■ **Quoted text**
•••••

1898 Geo. Jardine & Son, op. 1248
St. Peter’s Roman Catholic Church,
Haverstraw, New York

by Matthew Bellocchio

The Village of Haverstraw, New York, sits on the west bank of the Hudson River at its widest point, 35 miles north of midtown Manhattan. Between 1852 and 1941, the town was home to more than 40 brick-making companies thanks to rich clay deposits along the river. At its height, the industry shipped some 300 million bricks per year to New York City. Brick structures in the village include St. Peter’s Church, built in 1869.

Founded in 1848, St. Peter’s is the oldest Catholic parish in Rockland County. In the three decades between the 1869 construction of the building and its consecration in 1899, the 750-seat edifice was graced with side galleries, stained glass windows, a Carrara marble altar rail, a Meneely (of West Troy, New York) 10-bell chime, and a 2-manual, 28-rank Jardine & Son organ, op. 1248 of 1898. Remarkably, all of these adornments remain in the church, and the organ retains its original mechanical action.

The Andover Organ Company was contacted by the pastor on the recommendation of noted organ historian Jonathan Ambrosino, following an attempted renovation in 2007. An inexperienced organ tuner had left the organ partly disassembled and unplayable. We examined the organ in early 2010, inventoried the missing pipes and parts, and produced a plan for restoration. Fortunately, missing components were returned to the church.

•••••

■ **Work instructions**
1: According to the Haverstraw church article, in what year was the St. Peter's parish founded?
2: From the Haverstraw church article, quote the passage that begins with the words containing "Founded in 1848, St." and ends with "original mechanical action.".

■ **Collected data**

•••••

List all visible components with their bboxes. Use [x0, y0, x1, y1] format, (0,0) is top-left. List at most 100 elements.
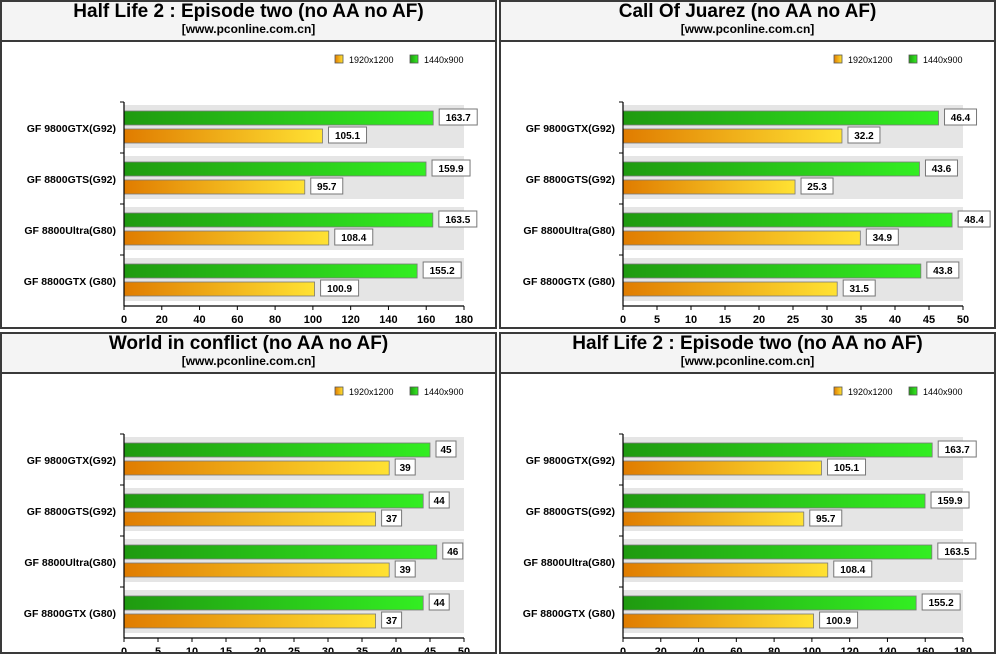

•••••

■ **Solutions to each task**
1: 1848

2:
Founded in 1848, St. Peter’s is the oldest Catholic parish in Rockland County. In the three decades between the 1869 construction of the building and its consecration in 1899, the 750-seat edifice was graced with side galleries, stained glass windows, a Carrara marble altar rail, a Meneely (of West Troy, New York) 10-bell chime, and a 2-manual, 28-rank Jardine & Son organ, op. 1248 of 1898. Remarkably, all of these adornments remain in the church, and the organ retains its original mechanical action.